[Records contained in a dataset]
________________________________________

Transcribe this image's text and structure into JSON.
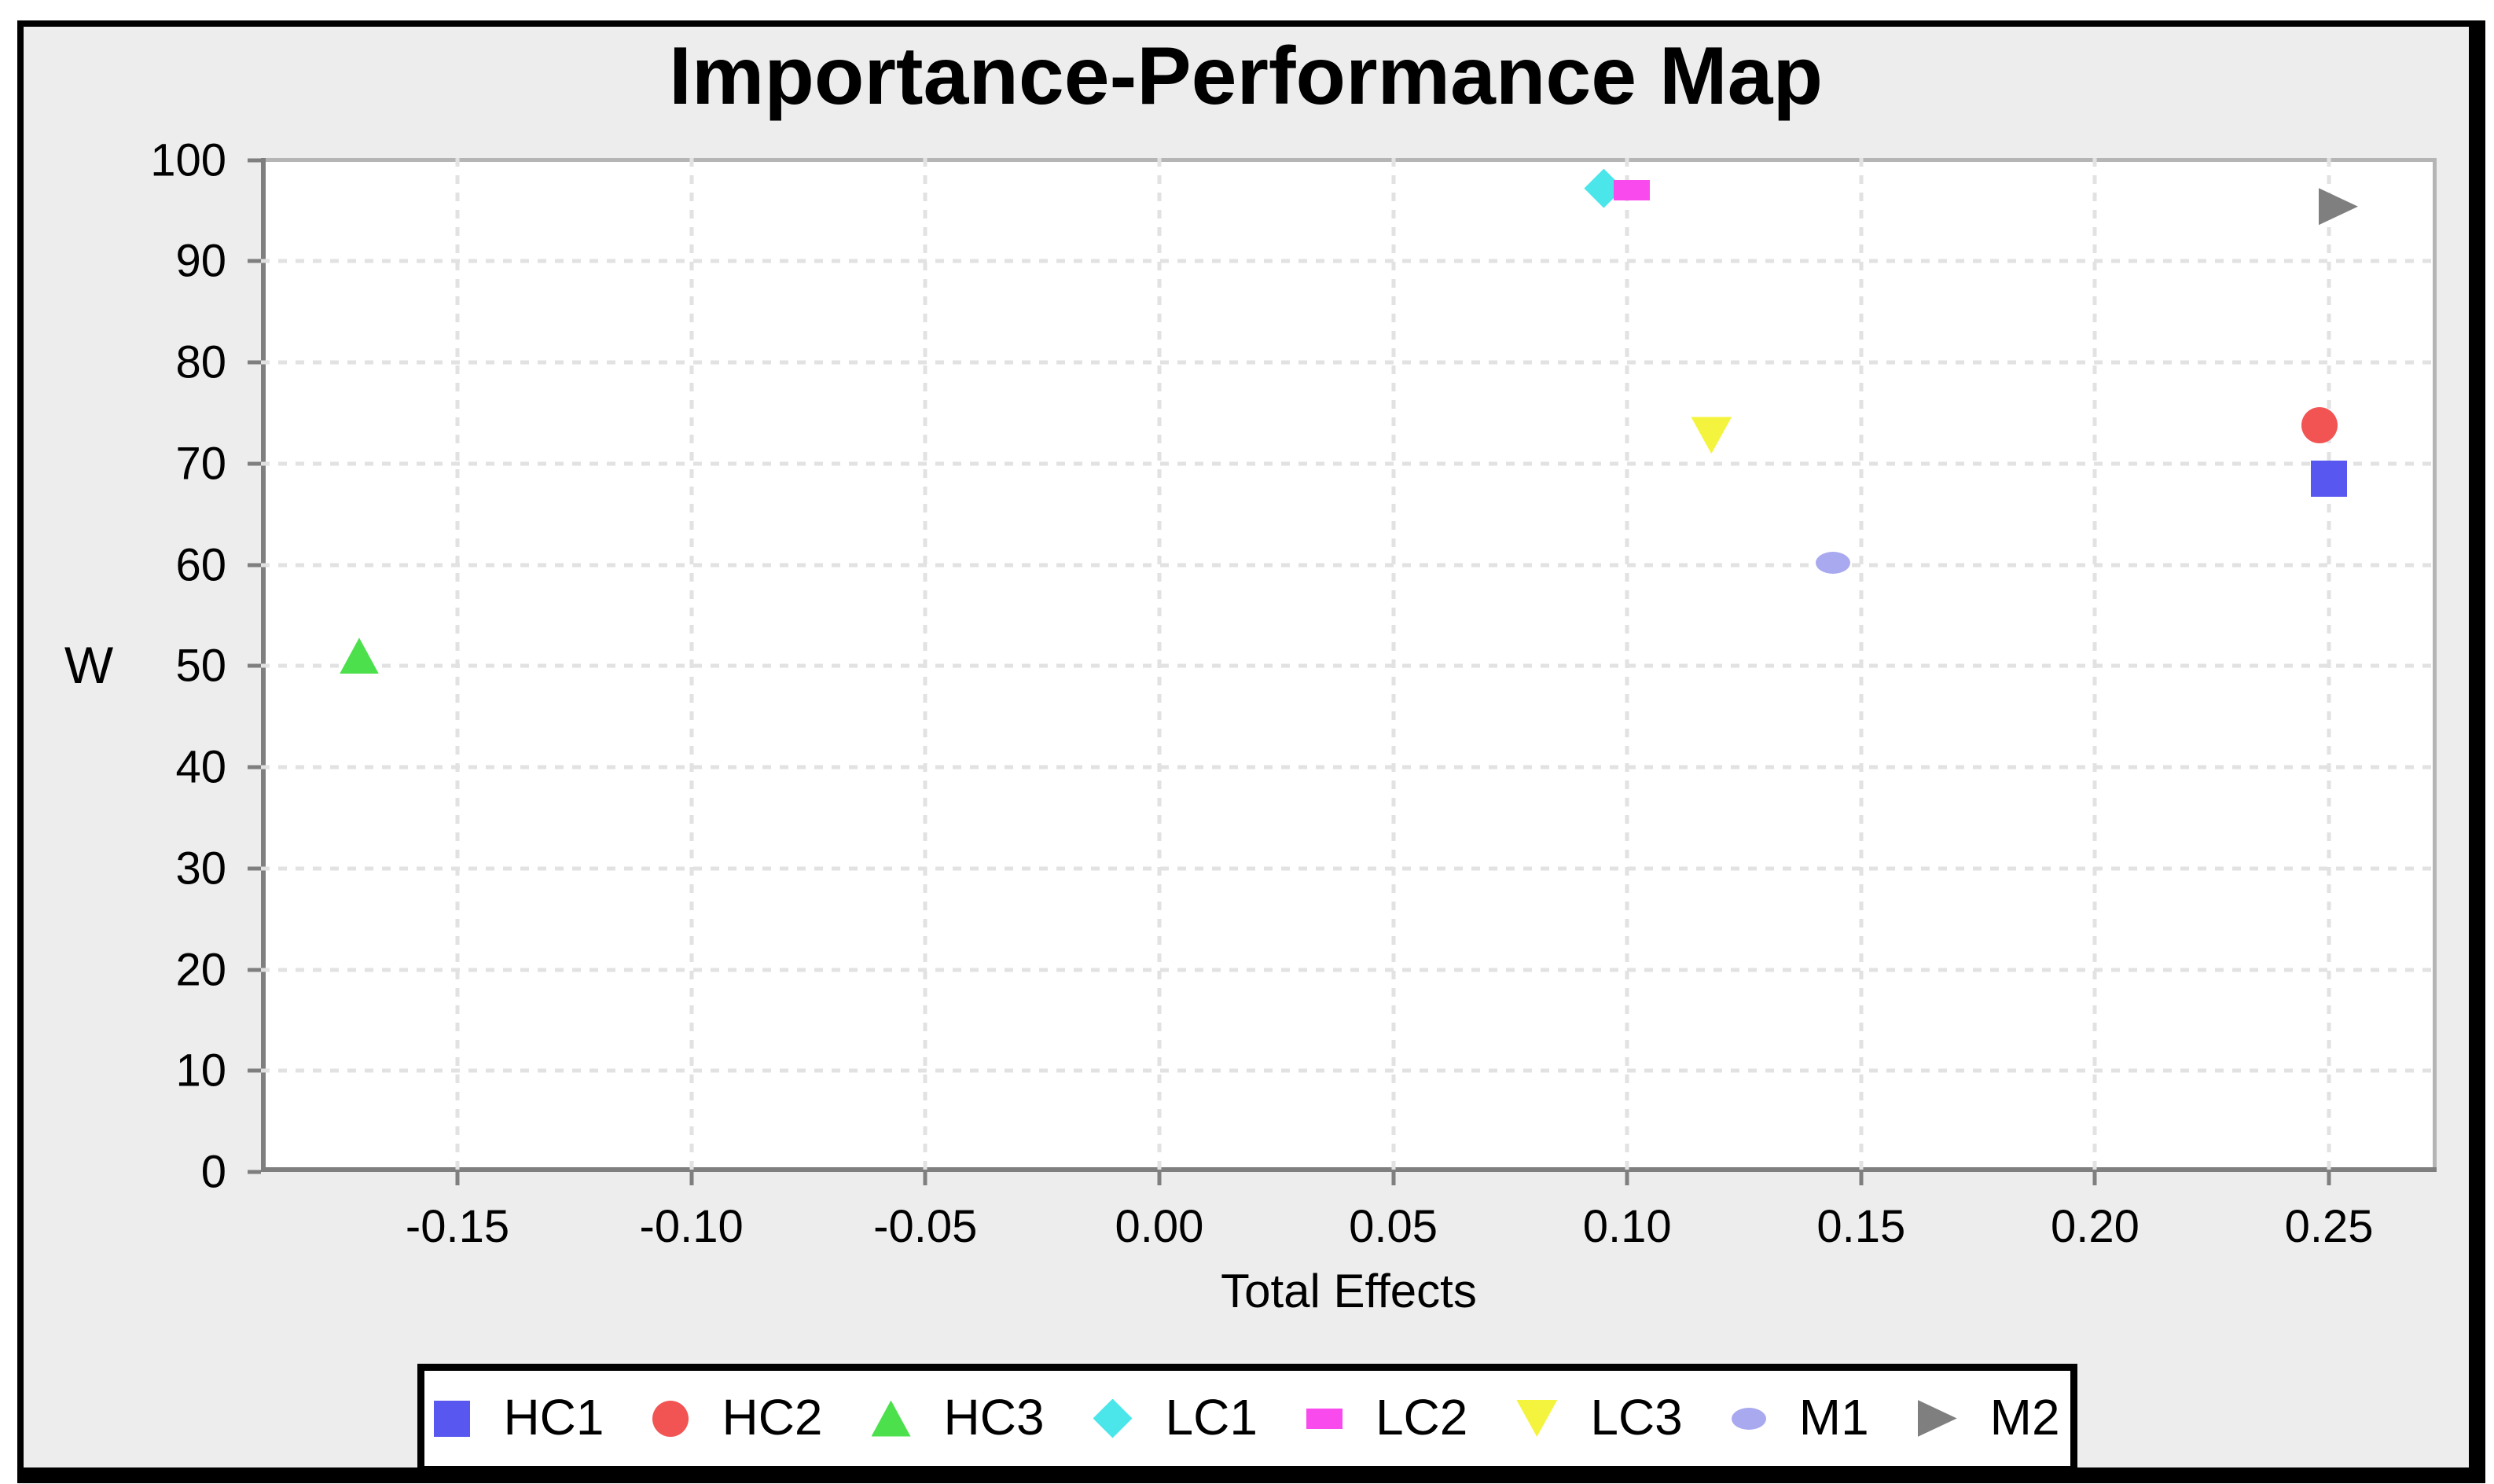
{
  "chart_data": {
    "type": "scatter",
    "title": "Importance-Performance Map",
    "xlabel": "Total Effects",
    "ylabel": "W",
    "xlim": [
      -0.192,
      0.273
    ],
    "ylim": [
      0,
      100.2
    ],
    "grid": true,
    "legend_position": "bottom",
    "x_ticks": {
      "values": [
        -0.15,
        -0.1,
        -0.05,
        0.0,
        0.05,
        0.1,
        0.15,
        0.2,
        0.25
      ],
      "labels": [
        "-0.15",
        "-0.10",
        "-0.05",
        "0.00",
        "0.05",
        "0.10",
        "0.15",
        "0.20",
        "0.25"
      ]
    },
    "y_ticks": {
      "values": [
        0,
        10,
        20,
        30,
        40,
        50,
        60,
        70,
        80,
        90,
        100
      ],
      "labels": [
        "0",
        "10",
        "20",
        "30",
        "40",
        "50",
        "60",
        "70",
        "80",
        "90",
        "100"
      ]
    },
    "series": [
      {
        "name": "HC1",
        "marker": "square",
        "color": "#5857f0",
        "x": 0.25,
        "y": 68.5
      },
      {
        "name": "HC2",
        "marker": "circle",
        "color": "#f25353",
        "x": 0.248,
        "y": 73.8
      },
      {
        "name": "HC3",
        "marker": "triangle-up",
        "color": "#4ce04c",
        "x": -0.171,
        "y": 51.0
      },
      {
        "name": "LC1",
        "marker": "diamond",
        "color": "#4ae6ea",
        "x": 0.095,
        "y": 97.2
      },
      {
        "name": "LC2",
        "marker": "rect",
        "color": "#f94aee",
        "x": 0.101,
        "y": 97.0
      },
      {
        "name": "LC3",
        "marker": "triangle-down",
        "color": "#f4f43e",
        "x": 0.118,
        "y": 72.8
      },
      {
        "name": "M1",
        "marker": "ellipse",
        "color": "#a9a9f0",
        "x": 0.144,
        "y": 60.2
      },
      {
        "name": "M2",
        "marker": "triangle-right",
        "color": "#7f7f7f",
        "x": 0.252,
        "y": 95.4
      }
    ],
    "style": {
      "plot_background": "#ffffff",
      "outer_background": "#ededed",
      "axis_color": "#7f7f7f",
      "border_color": "#b5b5b5",
      "gridline_color": "#e2e2e2",
      "frame_color": "#000000"
    }
  }
}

________________________________________

**SET PROBLEM**.
Repeat the records above exactly, leaving out any pictures they contain.

**OUTPUT BELOW**.
Transcribe this image's text and structure into JSON.
{
  "chart_data": {
    "type": "scatter",
    "title": "Importance-Performance Map",
    "xlabel": "Total Effects",
    "ylabel": "W",
    "xlim": [
      -0.192,
      0.273
    ],
    "ylim": [
      0,
      100.2
    ],
    "grid": true,
    "legend_position": "bottom",
    "x_ticks": {
      "values": [
        -0.15,
        -0.1,
        -0.05,
        0.0,
        0.05,
        0.1,
        0.15,
        0.2,
        0.25
      ],
      "labels": [
        "-0.15",
        "-0.10",
        "-0.05",
        "0.00",
        "0.05",
        "0.10",
        "0.15",
        "0.20",
        "0.25"
      ]
    },
    "y_ticks": {
      "values": [
        0,
        10,
        20,
        30,
        40,
        50,
        60,
        70,
        80,
        90,
        100
      ],
      "labels": [
        "0",
        "10",
        "20",
        "30",
        "40",
        "50",
        "60",
        "70",
        "80",
        "90",
        "100"
      ]
    },
    "series": [
      {
        "name": "HC1",
        "marker": "square",
        "color": "#5857f0",
        "x": 0.25,
        "y": 68.5
      },
      {
        "name": "HC2",
        "marker": "circle",
        "color": "#f25353",
        "x": 0.248,
        "y": 73.8
      },
      {
        "name": "HC3",
        "marker": "triangle-up",
        "color": "#4ce04c",
        "x": -0.171,
        "y": 51.0
      },
      {
        "name": "LC1",
        "marker": "diamond",
        "color": "#4ae6ea",
        "x": 0.095,
        "y": 97.2
      },
      {
        "name": "LC2",
        "marker": "rect",
        "color": "#f94aee",
        "x": 0.101,
        "y": 97.0
      },
      {
        "name": "LC3",
        "marker": "triangle-down",
        "color": "#f4f43e",
        "x": 0.118,
        "y": 72.8
      },
      {
        "name": "M1",
        "marker": "ellipse",
        "color": "#a9a9f0",
        "x": 0.144,
        "y": 60.2
      },
      {
        "name": "M2",
        "marker": "triangle-right",
        "color": "#7f7f7f",
        "x": 0.252,
        "y": 95.4
      }
    ],
    "style": {
      "plot_background": "#ffffff",
      "outer_background": "#ededed",
      "axis_color": "#7f7f7f",
      "border_color": "#b5b5b5",
      "gridline_color": "#e2e2e2",
      "frame_color": "#000000"
    }
  }
}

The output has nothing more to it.